* [Job] Below is a listing. Gather each line of it that contains "ffffff".

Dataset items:
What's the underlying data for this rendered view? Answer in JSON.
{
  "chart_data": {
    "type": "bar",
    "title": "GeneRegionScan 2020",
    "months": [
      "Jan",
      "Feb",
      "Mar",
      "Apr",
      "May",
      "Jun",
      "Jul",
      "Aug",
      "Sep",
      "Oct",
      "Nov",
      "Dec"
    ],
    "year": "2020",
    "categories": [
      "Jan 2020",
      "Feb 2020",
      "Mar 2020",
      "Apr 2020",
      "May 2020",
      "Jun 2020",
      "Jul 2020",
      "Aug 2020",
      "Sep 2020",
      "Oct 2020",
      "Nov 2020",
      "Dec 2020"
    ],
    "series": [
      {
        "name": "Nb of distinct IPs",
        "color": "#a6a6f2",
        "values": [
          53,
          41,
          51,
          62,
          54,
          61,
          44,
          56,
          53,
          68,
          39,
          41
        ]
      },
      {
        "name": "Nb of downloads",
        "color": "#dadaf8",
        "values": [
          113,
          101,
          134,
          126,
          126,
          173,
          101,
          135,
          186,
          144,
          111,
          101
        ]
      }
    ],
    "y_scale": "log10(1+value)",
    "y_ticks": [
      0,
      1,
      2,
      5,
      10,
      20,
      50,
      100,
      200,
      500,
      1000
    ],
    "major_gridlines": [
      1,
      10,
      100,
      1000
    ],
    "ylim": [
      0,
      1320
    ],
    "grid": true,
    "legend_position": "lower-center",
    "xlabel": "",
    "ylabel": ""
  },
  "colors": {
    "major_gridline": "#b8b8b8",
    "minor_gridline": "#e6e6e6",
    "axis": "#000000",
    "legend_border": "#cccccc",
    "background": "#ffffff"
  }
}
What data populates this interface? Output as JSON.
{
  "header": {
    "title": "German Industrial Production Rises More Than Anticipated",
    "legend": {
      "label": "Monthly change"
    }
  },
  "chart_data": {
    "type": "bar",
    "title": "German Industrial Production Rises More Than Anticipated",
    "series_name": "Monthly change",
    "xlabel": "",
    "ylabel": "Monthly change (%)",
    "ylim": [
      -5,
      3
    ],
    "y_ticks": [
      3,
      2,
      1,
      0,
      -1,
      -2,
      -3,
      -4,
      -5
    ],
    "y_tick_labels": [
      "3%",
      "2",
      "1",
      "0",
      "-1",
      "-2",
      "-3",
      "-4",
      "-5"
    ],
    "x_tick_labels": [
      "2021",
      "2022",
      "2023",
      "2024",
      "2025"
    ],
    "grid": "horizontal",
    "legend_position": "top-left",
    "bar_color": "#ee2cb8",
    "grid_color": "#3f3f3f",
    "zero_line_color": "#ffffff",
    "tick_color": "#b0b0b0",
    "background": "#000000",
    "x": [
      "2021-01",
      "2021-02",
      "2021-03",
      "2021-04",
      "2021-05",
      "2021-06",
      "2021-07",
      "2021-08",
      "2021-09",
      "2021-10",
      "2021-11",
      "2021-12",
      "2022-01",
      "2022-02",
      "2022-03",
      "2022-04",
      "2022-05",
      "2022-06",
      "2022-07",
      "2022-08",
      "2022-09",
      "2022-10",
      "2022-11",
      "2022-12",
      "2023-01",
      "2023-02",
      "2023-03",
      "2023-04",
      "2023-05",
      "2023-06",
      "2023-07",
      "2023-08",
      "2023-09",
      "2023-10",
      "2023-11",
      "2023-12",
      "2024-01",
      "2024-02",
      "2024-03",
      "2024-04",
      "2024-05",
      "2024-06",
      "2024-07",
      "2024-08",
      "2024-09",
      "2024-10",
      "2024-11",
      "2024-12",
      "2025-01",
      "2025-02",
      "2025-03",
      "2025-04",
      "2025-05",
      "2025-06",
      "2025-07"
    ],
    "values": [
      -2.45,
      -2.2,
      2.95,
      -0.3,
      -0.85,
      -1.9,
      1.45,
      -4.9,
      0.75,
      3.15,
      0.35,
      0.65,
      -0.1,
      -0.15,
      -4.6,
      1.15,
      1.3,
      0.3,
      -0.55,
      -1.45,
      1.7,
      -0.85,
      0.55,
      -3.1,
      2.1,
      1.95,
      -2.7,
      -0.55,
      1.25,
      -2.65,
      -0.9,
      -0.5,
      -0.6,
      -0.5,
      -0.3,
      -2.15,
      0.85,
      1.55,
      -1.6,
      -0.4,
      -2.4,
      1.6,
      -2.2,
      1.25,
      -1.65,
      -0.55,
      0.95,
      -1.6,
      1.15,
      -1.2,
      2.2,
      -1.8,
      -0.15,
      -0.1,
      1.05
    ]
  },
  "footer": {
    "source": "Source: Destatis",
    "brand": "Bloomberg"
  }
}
...
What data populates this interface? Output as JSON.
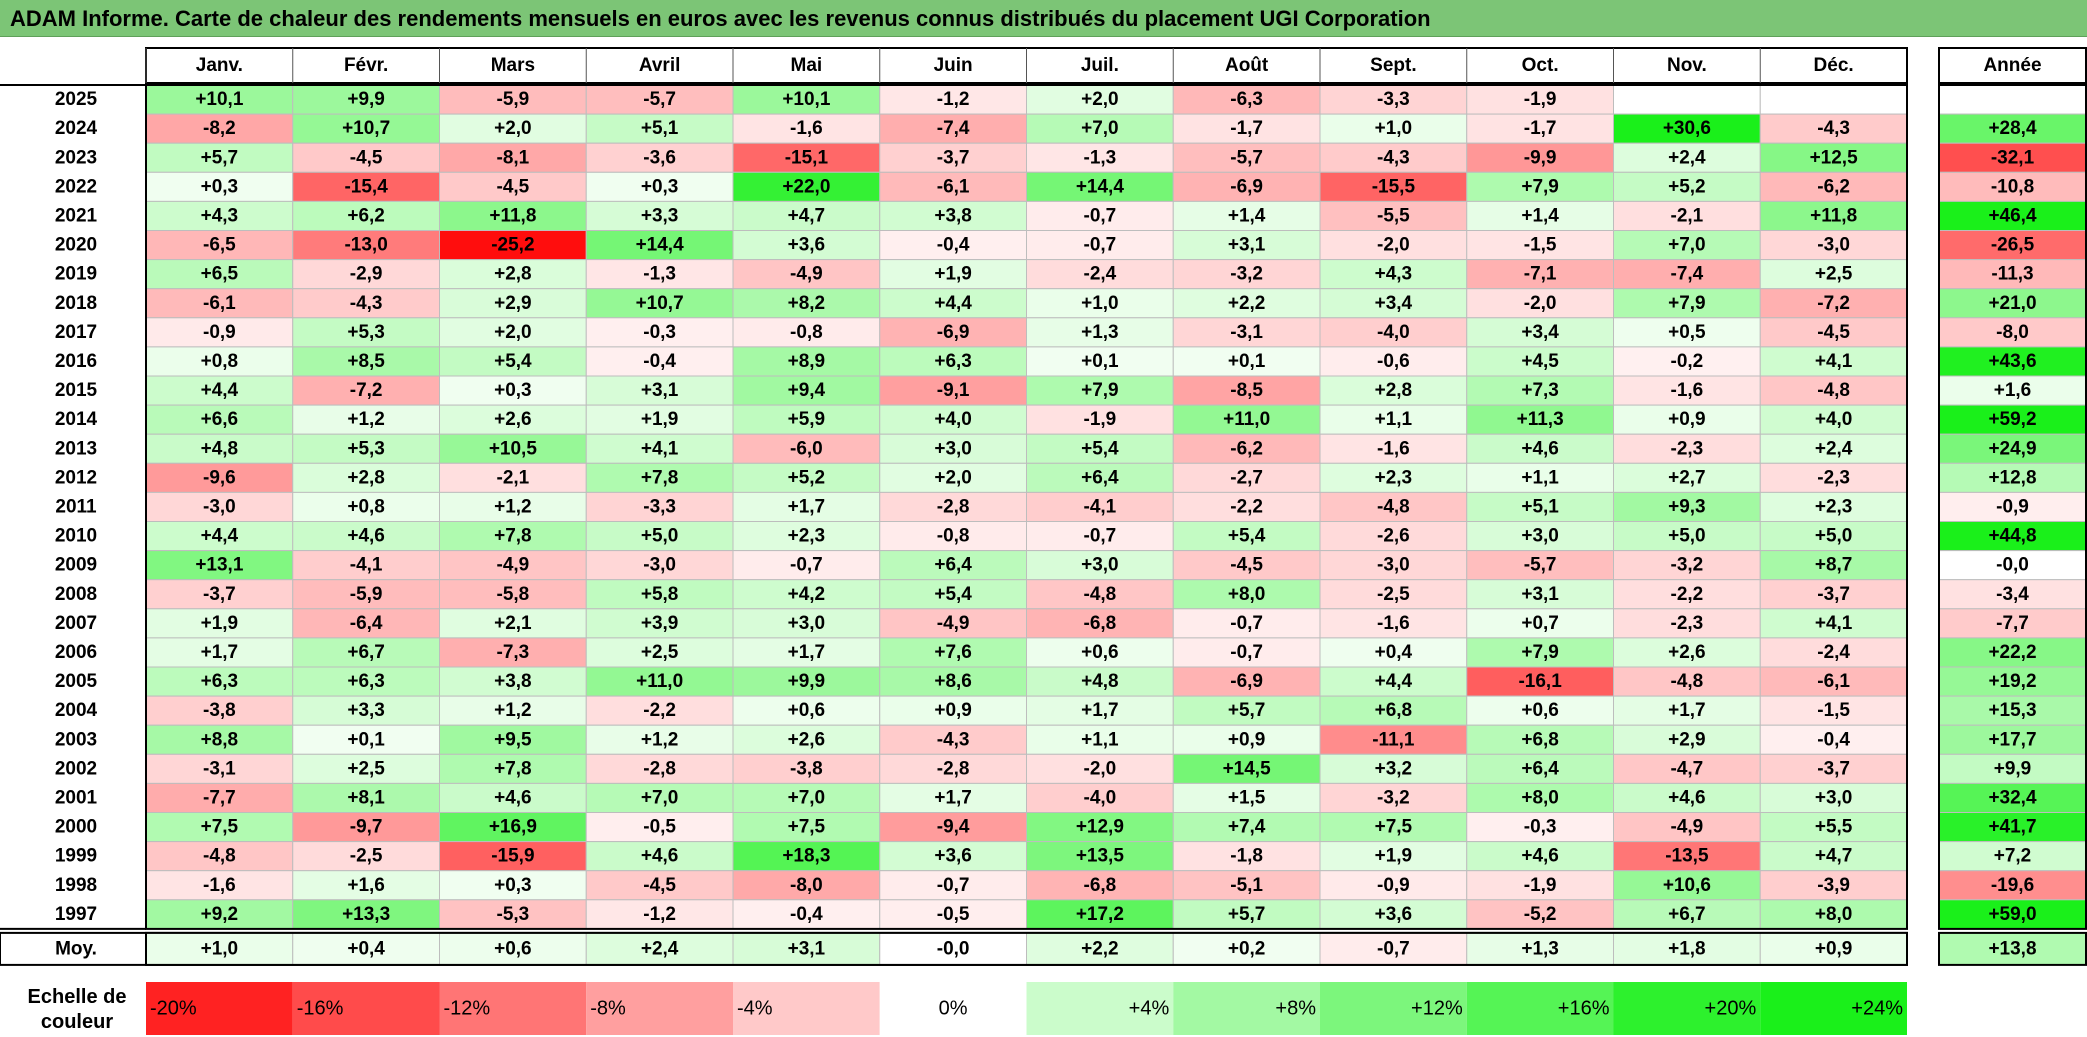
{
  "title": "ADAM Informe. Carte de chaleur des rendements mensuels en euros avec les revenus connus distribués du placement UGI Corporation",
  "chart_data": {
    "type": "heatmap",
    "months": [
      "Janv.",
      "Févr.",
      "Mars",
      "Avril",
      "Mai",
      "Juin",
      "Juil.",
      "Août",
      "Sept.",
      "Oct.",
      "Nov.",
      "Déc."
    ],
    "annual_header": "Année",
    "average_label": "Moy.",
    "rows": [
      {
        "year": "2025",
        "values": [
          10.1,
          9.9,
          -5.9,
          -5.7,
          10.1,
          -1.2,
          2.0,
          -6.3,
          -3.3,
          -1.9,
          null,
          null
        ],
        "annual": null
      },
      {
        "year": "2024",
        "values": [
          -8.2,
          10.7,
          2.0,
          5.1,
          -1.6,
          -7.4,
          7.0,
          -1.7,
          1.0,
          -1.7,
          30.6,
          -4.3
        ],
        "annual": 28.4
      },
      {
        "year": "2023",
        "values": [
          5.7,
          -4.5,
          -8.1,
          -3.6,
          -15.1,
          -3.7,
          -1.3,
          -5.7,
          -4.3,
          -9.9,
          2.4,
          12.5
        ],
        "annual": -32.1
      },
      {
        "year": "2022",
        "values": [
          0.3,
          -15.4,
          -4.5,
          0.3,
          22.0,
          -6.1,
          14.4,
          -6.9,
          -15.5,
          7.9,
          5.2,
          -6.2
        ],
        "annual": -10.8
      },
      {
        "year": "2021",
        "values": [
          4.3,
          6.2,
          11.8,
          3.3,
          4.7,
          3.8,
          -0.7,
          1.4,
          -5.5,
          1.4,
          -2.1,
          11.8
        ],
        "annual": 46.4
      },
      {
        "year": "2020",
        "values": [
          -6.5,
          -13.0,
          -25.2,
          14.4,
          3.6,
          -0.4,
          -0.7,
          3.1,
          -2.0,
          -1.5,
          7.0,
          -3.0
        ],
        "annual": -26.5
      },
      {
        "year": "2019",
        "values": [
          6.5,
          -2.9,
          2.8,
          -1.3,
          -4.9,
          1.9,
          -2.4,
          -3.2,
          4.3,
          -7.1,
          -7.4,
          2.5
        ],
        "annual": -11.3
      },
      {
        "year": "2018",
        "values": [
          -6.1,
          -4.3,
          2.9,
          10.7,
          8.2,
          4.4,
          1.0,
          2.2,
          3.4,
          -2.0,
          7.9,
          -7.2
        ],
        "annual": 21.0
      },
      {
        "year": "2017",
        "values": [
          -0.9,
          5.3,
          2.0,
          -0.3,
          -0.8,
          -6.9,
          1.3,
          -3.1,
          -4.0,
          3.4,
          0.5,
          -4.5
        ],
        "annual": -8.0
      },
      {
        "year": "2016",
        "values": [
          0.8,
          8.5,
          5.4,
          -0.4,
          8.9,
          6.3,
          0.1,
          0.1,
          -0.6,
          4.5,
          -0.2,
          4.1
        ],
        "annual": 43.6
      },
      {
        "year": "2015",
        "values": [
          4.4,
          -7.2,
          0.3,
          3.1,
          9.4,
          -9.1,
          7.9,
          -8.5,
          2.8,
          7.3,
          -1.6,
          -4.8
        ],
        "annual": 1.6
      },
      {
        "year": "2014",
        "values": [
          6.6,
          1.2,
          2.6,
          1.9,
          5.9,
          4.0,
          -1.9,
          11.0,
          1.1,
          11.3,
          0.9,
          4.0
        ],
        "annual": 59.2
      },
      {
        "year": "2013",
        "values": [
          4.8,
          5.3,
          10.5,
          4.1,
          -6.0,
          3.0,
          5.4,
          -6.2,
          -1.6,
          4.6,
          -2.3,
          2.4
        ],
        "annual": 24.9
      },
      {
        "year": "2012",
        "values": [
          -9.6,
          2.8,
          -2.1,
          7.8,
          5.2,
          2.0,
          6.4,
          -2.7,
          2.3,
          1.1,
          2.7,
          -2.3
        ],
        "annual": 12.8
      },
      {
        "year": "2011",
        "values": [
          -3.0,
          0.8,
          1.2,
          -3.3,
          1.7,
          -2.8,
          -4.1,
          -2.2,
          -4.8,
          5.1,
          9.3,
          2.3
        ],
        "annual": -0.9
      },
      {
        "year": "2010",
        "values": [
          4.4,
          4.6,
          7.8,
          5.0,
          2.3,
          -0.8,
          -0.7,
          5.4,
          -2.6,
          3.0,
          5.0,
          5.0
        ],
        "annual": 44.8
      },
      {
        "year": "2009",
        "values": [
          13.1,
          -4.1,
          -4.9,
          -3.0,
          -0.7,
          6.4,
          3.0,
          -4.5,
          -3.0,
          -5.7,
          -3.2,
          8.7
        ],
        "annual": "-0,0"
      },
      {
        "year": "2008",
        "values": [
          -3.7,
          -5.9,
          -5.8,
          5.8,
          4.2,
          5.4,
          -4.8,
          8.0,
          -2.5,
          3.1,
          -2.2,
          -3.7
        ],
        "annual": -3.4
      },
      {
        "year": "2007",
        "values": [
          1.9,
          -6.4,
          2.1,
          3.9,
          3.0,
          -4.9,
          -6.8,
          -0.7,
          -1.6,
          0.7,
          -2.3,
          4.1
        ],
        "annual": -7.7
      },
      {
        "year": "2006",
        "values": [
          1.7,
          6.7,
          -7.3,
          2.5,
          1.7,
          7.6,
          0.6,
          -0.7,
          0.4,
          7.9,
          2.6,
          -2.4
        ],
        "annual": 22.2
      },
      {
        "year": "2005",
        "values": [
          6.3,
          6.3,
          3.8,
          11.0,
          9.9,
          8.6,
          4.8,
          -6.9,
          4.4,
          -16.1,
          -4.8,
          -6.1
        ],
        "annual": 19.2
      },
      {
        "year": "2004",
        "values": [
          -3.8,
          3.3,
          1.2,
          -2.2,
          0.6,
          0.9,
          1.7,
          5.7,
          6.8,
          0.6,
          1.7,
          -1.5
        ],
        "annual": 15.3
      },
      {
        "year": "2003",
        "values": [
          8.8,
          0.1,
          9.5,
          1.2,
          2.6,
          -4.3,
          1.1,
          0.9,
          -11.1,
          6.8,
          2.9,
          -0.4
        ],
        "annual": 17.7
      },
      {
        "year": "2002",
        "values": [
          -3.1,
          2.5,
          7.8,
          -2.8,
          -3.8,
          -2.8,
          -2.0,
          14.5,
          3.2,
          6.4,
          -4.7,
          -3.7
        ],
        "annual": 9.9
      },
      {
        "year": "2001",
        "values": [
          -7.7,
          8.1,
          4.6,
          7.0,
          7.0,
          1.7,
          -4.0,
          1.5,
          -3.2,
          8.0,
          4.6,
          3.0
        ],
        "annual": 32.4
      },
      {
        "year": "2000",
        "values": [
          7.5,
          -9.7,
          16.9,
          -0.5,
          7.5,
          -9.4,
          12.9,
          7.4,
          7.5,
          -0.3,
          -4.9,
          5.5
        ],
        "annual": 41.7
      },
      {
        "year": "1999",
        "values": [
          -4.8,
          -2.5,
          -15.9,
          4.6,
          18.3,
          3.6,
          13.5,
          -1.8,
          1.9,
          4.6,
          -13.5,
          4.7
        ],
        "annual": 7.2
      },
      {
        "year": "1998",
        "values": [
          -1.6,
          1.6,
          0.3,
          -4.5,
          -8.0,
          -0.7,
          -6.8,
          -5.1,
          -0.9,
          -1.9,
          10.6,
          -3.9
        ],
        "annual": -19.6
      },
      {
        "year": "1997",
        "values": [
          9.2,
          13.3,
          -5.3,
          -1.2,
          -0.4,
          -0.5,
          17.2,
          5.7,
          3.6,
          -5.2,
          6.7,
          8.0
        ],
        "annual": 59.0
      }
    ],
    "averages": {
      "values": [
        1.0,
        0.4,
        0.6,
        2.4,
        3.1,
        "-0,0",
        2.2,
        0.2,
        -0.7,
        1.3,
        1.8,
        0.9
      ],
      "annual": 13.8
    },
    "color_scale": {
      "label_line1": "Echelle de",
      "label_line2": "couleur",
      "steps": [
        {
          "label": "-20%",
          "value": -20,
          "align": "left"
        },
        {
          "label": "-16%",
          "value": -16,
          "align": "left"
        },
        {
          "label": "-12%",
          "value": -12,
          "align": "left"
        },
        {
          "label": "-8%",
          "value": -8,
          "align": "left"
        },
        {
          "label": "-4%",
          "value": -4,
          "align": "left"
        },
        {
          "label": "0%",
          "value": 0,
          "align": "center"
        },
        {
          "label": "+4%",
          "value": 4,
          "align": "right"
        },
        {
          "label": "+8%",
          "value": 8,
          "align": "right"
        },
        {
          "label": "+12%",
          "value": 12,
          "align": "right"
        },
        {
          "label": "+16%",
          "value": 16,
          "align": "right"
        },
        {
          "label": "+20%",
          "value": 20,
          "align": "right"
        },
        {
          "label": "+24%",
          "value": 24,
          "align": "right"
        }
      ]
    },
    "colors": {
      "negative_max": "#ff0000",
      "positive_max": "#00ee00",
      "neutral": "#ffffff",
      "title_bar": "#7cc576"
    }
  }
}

* [Exercise result]
    "background": "#ffffff"
    "zero_line_color": "#ffffff",
      "neutral": "#ffffff",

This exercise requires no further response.